===== Listed records =====

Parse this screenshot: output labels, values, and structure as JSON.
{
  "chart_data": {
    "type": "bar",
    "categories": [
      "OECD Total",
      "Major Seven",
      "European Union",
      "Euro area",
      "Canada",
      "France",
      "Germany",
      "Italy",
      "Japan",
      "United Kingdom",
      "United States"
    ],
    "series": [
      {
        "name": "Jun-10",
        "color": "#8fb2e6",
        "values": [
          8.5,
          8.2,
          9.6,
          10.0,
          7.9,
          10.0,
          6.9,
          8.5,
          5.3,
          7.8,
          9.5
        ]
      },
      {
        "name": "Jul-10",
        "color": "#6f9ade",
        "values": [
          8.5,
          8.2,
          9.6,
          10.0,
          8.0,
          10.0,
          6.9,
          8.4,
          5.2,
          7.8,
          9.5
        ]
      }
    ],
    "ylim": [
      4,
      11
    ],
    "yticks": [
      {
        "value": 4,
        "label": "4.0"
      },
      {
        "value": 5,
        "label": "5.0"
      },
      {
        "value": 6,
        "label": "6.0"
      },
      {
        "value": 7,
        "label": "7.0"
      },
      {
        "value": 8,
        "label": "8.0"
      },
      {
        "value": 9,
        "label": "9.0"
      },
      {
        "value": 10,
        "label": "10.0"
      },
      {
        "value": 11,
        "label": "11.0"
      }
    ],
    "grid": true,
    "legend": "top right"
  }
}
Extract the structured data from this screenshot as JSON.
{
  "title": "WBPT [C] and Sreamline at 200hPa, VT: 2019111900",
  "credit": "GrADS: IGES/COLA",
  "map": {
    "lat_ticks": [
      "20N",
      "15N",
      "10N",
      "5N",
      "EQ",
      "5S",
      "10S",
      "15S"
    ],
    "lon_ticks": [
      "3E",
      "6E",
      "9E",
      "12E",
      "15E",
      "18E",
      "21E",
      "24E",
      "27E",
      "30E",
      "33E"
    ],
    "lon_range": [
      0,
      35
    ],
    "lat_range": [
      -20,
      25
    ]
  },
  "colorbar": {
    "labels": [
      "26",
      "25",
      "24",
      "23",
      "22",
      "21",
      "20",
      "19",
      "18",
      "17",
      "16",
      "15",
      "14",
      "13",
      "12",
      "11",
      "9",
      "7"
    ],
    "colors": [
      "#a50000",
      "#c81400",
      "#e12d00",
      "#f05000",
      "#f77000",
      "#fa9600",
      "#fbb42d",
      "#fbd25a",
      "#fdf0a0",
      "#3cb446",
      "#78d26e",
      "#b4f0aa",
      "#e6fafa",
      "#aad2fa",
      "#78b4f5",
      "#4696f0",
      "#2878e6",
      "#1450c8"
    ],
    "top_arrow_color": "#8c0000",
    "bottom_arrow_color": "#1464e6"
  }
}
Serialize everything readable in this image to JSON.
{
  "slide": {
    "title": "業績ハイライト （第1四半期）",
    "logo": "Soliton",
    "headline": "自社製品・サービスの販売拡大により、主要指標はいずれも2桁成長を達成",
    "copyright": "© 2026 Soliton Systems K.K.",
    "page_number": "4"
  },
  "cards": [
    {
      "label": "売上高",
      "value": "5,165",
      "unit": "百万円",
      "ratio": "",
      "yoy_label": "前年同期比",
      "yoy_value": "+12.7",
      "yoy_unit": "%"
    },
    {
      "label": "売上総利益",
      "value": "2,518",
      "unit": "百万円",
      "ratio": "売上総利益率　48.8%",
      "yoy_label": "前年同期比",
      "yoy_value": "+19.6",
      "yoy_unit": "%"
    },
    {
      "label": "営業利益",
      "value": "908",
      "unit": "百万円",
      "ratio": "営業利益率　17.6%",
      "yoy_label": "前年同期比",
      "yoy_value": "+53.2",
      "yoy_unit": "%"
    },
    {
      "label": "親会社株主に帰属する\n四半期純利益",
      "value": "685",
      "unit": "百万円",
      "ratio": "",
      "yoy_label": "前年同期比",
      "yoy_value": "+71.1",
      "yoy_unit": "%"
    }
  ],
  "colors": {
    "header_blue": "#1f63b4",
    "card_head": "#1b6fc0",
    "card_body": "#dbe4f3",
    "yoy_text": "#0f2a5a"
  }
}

=====

> _Instructions to follow_
Please restate the data word for word, every record included.

> _Completed task_
Parse this screenshot: output labels, values, and structure as JSON.
{
  "chart_data": {
    "type": "bar",
    "categories": [
      "OECD Total",
      "Major Seven",
      "European Union",
      "Euro area",
      "Canada",
      "France",
      "Germany",
      "Italy",
      "Japan",
      "United Kingdom",
      "United States"
    ],
    "series": [
      {
        "name": "Jun-10",
        "color": "#8fb2e6",
        "values": [
          8.5,
          8.2,
          9.6,
          10.0,
          7.9,
          10.0,
          6.9,
          8.5,
          5.3,
          7.8,
          9.5
        ]
      },
      {
        "name": "Jul-10",
        "color": "#6f9ade",
        "values": [
          8.5,
          8.2,
          9.6,
          10.0,
          8.0,
          10.0,
          6.9,
          8.4,
          5.2,
          7.8,
          9.5
        ]
      }
    ],
    "ylim": [
      4,
      11
    ],
    "yticks": [
      {
        "value": 4,
        "label": "4.0"
      },
      {
        "value": 5,
        "label": "5.0"
      },
      {
        "value": 6,
        "label": "6.0"
      },
      {
        "value": 7,
        "label": "7.0"
      },
      {
        "value": 8,
        "label": "8.0"
      },
      {
        "value": 9,
        "label": "9.0"
      },
      {
        "value": 10,
        "label": "10.0"
      },
      {
        "value": 11,
        "label": "11.0"
      }
    ],
    "grid": true,
    "legend": "top right"
  }
}
Extract the structured data from this screenshot as JSON.
{
  "title": "WBPT [C] and Sreamline at 200hPa, VT: 2019111900",
  "credit": "GrADS: IGES/COLA",
  "map": {
    "lat_ticks": [
      "20N",
      "15N",
      "10N",
      "5N",
      "EQ",
      "5S",
      "10S",
      "15S"
    ],
    "lon_ticks": [
      "3E",
      "6E",
      "9E",
      "12E",
      "15E",
      "18E",
      "21E",
      "24E",
      "27E",
      "30E",
      "33E"
    ],
    "lon_range": [
      0,
      35
    ],
    "lat_range": [
      -20,
      25
    ]
  },
  "colorbar": {
    "labels": [
      "26",
      "25",
      "24",
      "23",
      "22",
      "21",
      "20",
      "19",
      "18",
      "17",
      "16",
      "15",
      "14",
      "13",
      "12",
      "11",
      "9",
      "7"
    ],
    "colors": [
      "#a50000",
      "#c81400",
      "#e12d00",
      "#f05000",
      "#f77000",
      "#fa9600",
      "#fbb42d",
      "#fbd25a",
      "#fdf0a0",
      "#3cb446",
      "#78d26e",
      "#b4f0aa",
      "#e6fafa",
      "#aad2fa",
      "#78b4f5",
      "#4696f0",
      "#2878e6",
      "#1450c8"
    ],
    "top_arrow_color": "#8c0000",
    "bottom_arrow_color": "#1464e6"
  }
}
Serialize everything readable in this image to JSON.
{
  "slide": {
    "title": "業績ハイライト （第1四半期）",
    "logo": "Soliton",
    "headline": "自社製品・サービスの販売拡大により、主要指標はいずれも2桁成長を達成",
    "copyright": "© 2026 Soliton Systems K.K.",
    "page_number": "4"
  },
  "cards": [
    {
      "label": "売上高",
      "value": "5,165",
      "unit": "百万円",
      "ratio": "",
      "yoy_label": "前年同期比",
      "yoy_value": "+12.7",
      "yoy_unit": "%"
    },
    {
      "label": "売上総利益",
      "value": "2,518",
      "unit": "百万円",
      "ratio": "売上総利益率　48.8%",
      "yoy_label": "前年同期比",
      "yoy_value": "+19.6",
      "yoy_unit": "%"
    },
    {
      "label": "営業利益",
      "value": "908",
      "unit": "百万円",
      "ratio": "営業利益率　17.6%",
      "yoy_label": "前年同期比",
      "yoy_value": "+53.2",
      "yoy_unit": "%"
    },
    {
      "label": "親会社株主に帰属する\n四半期純利益",
      "value": "685",
      "unit": "百万円",
      "ratio": "",
      "yoy_label": "前年同期比",
      "yoy_value": "+71.1",
      "yoy_unit": "%"
    }
  ],
  "colors": {
    "header_blue": "#1f63b4",
    "card_head": "#1b6fc0",
    "card_body": "#dbe4f3",
    "yoy_text": "#0f2a5a"
  }
}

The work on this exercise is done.